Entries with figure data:
______

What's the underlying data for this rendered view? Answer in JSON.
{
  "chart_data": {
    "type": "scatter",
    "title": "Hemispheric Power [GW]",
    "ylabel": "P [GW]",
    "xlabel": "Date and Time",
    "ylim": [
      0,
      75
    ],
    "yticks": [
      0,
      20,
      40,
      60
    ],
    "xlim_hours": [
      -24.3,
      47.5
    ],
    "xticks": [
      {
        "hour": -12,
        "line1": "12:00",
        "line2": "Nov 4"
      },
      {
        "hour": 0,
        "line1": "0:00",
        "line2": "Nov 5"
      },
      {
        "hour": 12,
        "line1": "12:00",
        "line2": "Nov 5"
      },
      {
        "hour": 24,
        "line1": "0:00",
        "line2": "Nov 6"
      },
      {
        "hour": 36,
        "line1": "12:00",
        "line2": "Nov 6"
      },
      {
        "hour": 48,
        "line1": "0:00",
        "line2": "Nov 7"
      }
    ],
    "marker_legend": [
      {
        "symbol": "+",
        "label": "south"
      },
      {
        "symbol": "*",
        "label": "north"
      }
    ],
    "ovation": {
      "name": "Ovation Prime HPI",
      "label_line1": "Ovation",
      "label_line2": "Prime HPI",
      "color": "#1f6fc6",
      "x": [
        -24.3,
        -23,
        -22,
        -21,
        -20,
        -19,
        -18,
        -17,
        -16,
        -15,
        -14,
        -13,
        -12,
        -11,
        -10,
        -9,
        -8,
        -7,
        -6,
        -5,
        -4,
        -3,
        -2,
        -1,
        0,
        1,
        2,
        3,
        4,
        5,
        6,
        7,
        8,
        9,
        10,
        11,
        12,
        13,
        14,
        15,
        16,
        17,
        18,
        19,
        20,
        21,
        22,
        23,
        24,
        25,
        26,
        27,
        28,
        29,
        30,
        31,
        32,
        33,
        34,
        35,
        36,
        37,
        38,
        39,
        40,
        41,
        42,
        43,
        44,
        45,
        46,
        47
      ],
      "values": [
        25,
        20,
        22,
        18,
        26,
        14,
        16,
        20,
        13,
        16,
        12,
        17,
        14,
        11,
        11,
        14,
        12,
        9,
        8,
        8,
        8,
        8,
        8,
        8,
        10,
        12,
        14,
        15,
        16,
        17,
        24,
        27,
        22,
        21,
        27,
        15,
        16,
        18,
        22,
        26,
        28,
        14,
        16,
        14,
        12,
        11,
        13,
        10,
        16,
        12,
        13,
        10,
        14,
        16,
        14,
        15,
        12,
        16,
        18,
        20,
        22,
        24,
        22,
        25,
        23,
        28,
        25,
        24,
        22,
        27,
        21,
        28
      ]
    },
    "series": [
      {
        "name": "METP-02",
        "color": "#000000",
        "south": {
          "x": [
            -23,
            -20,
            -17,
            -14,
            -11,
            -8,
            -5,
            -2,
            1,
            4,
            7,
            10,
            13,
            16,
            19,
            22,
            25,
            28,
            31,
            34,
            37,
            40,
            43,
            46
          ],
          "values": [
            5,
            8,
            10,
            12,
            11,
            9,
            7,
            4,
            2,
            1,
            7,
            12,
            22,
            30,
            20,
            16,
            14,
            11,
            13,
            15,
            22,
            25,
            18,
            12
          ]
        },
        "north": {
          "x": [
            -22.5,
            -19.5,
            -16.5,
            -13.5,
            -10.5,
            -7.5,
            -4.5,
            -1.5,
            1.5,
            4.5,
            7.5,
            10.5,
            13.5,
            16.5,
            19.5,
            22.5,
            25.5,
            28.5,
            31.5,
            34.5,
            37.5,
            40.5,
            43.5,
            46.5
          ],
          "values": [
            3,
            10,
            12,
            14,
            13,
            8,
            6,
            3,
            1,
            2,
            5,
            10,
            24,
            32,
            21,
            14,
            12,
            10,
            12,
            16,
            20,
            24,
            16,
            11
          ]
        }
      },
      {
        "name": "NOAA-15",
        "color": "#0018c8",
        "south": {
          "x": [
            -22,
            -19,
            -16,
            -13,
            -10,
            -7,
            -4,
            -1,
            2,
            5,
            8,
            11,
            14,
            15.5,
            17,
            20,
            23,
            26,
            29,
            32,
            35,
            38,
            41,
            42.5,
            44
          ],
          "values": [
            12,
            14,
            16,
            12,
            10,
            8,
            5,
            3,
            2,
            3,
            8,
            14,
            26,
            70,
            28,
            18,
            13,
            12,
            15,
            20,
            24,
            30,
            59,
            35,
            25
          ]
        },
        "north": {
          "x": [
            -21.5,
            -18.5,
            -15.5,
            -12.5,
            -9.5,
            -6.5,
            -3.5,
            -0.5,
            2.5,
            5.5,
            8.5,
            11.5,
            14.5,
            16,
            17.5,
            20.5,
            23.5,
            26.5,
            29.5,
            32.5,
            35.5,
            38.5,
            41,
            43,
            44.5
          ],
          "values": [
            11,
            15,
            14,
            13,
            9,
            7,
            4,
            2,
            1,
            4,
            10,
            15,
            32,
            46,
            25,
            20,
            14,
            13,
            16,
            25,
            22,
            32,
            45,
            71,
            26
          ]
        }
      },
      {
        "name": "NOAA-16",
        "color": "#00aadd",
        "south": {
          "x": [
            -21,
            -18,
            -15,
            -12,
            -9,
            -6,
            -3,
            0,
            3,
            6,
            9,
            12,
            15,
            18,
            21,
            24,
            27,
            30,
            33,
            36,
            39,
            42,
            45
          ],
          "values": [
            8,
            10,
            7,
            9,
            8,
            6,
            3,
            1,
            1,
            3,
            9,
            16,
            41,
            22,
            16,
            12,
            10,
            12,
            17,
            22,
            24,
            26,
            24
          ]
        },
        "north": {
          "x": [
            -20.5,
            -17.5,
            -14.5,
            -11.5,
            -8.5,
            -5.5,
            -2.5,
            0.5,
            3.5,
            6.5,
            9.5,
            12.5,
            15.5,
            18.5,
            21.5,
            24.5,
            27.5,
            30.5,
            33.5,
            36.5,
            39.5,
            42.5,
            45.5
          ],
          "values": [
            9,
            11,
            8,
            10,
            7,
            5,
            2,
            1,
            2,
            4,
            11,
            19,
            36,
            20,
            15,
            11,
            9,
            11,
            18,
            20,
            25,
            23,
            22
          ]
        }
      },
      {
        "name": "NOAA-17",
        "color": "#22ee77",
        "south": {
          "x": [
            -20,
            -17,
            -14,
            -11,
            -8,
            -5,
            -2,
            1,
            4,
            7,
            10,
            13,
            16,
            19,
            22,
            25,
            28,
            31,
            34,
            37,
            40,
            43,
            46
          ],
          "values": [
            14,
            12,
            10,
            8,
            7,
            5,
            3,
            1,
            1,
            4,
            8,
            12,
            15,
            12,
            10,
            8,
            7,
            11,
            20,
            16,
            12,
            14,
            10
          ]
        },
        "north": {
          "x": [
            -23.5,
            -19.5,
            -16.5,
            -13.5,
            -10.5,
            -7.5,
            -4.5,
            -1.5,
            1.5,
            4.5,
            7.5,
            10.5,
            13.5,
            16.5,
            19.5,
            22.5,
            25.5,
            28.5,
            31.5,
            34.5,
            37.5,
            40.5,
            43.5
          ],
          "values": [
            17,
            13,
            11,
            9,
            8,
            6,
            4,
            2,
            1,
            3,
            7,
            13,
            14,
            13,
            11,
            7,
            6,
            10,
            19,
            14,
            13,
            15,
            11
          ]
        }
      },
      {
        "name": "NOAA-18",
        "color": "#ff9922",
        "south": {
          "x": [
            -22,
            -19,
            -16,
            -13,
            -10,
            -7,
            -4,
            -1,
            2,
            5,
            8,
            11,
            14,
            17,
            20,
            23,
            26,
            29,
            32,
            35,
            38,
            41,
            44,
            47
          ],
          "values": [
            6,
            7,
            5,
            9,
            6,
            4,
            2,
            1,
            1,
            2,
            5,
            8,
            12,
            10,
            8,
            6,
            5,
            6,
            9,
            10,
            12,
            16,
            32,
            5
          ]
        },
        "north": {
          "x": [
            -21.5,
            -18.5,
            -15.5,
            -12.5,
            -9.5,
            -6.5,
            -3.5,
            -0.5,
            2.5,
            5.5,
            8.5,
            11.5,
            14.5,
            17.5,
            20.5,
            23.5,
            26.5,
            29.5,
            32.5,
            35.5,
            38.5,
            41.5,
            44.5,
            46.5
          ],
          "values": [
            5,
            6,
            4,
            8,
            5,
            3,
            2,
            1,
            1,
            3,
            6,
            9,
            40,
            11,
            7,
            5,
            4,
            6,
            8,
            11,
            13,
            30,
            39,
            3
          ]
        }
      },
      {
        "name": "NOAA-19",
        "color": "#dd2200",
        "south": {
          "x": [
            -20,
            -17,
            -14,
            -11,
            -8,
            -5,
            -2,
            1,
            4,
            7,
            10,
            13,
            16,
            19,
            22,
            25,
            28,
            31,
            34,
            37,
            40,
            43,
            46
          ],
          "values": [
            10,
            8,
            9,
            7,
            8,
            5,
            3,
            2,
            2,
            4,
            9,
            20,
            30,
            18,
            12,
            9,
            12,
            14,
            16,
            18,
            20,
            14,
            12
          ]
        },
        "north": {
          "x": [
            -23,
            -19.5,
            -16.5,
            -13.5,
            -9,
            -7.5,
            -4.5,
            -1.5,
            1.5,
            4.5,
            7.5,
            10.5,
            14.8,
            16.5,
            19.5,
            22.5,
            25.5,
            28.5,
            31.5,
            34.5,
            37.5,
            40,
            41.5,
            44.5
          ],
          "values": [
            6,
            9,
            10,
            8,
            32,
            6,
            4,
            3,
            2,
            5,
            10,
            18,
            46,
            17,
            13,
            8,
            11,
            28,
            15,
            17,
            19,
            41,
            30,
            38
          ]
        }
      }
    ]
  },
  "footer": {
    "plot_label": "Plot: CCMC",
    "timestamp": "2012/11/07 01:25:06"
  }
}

______

Look above for lines with the word "name" and copy them all.

      "name": "Ovation Prime HPI",
        "name": "METP-02",
        "name": "NOAA-15",
        "name": "NOAA-16",
        "name": "NOAA-17",
        "name": "NOAA-18",
        "name": "NOAA-19",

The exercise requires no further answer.